Data entries:
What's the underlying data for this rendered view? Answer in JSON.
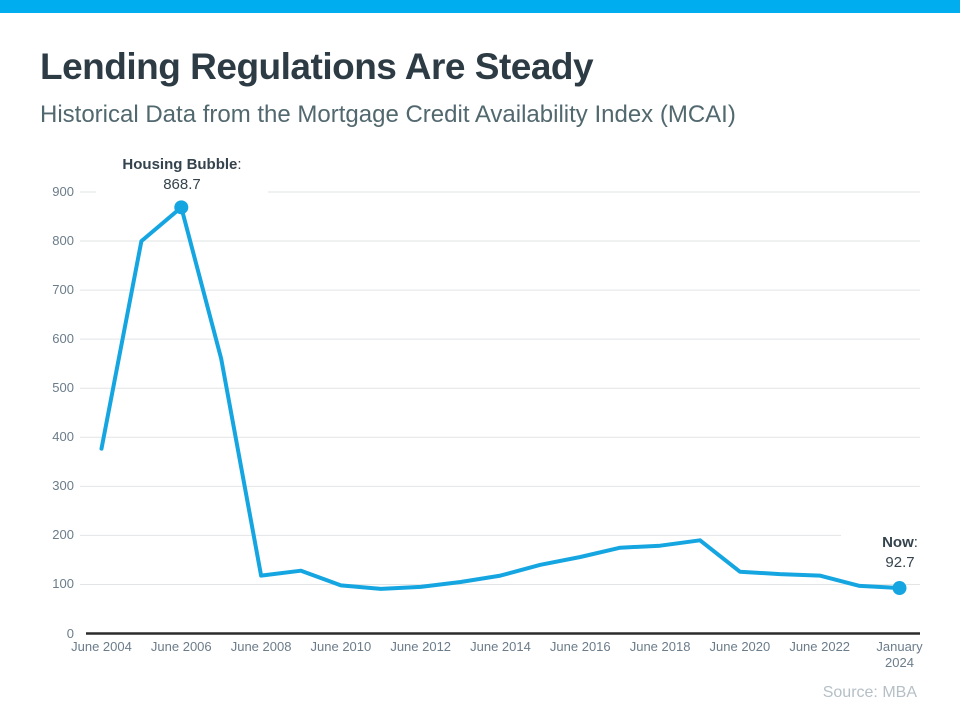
{
  "header": {
    "title": "Lending Regulations Are Steady",
    "subtitle": "Historical Data from the Mortgage Credit Availability Index (MCAI)"
  },
  "colors": {
    "accent_bar": "#00AEEF",
    "line": "#15A6E1",
    "axis": "#2B2B2B",
    "grid": "#E2E4E6"
  },
  "chart_data": {
    "type": "line",
    "title": "Lending Regulations Are Steady",
    "subtitle": "Historical Data from the Mortgage Credit Availability Index (MCAI)",
    "x_tick_labels": [
      "June 2004",
      "June 2006",
      "June 2008",
      "June 2010",
      "June 2012",
      "June 2014",
      "June 2016",
      "June 2018",
      "June 2020",
      "June 2022",
      "January 2024"
    ],
    "y_ticks": [
      0,
      100,
      200,
      300,
      400,
      500,
      600,
      700,
      800,
      900
    ],
    "ylim": [
      0,
      900
    ],
    "grid": "horizontal-only",
    "legend": "none",
    "series": [
      {
        "name": "Mortgage Credit Availability Index",
        "points_per_tick_interval": 2,
        "values": [
          377,
          800,
          868.7,
          560,
          118,
          128,
          98,
          91,
          95,
          105,
          118,
          140,
          156,
          175,
          179,
          190,
          126,
          121,
          118,
          97,
          92.7
        ]
      }
    ],
    "annotations": {
      "peak": {
        "label": "Housing Bubble",
        "colon": ":",
        "value": "868.7",
        "point_index": 2
      },
      "now": {
        "label": "Now",
        "colon": ":",
        "value": "92.7",
        "point_index": 20
      }
    },
    "source": "Source: MBA"
  }
}
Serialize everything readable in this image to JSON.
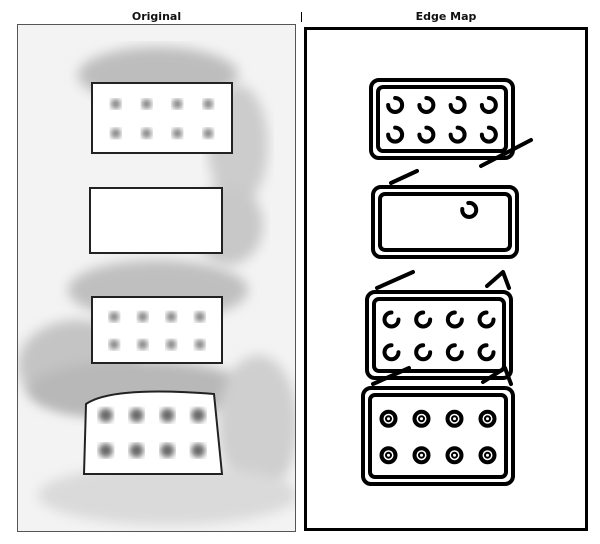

Instructions to follow:
Go over the records above line by line and count those holding the word "from". Reply only with the number.

Solution:
2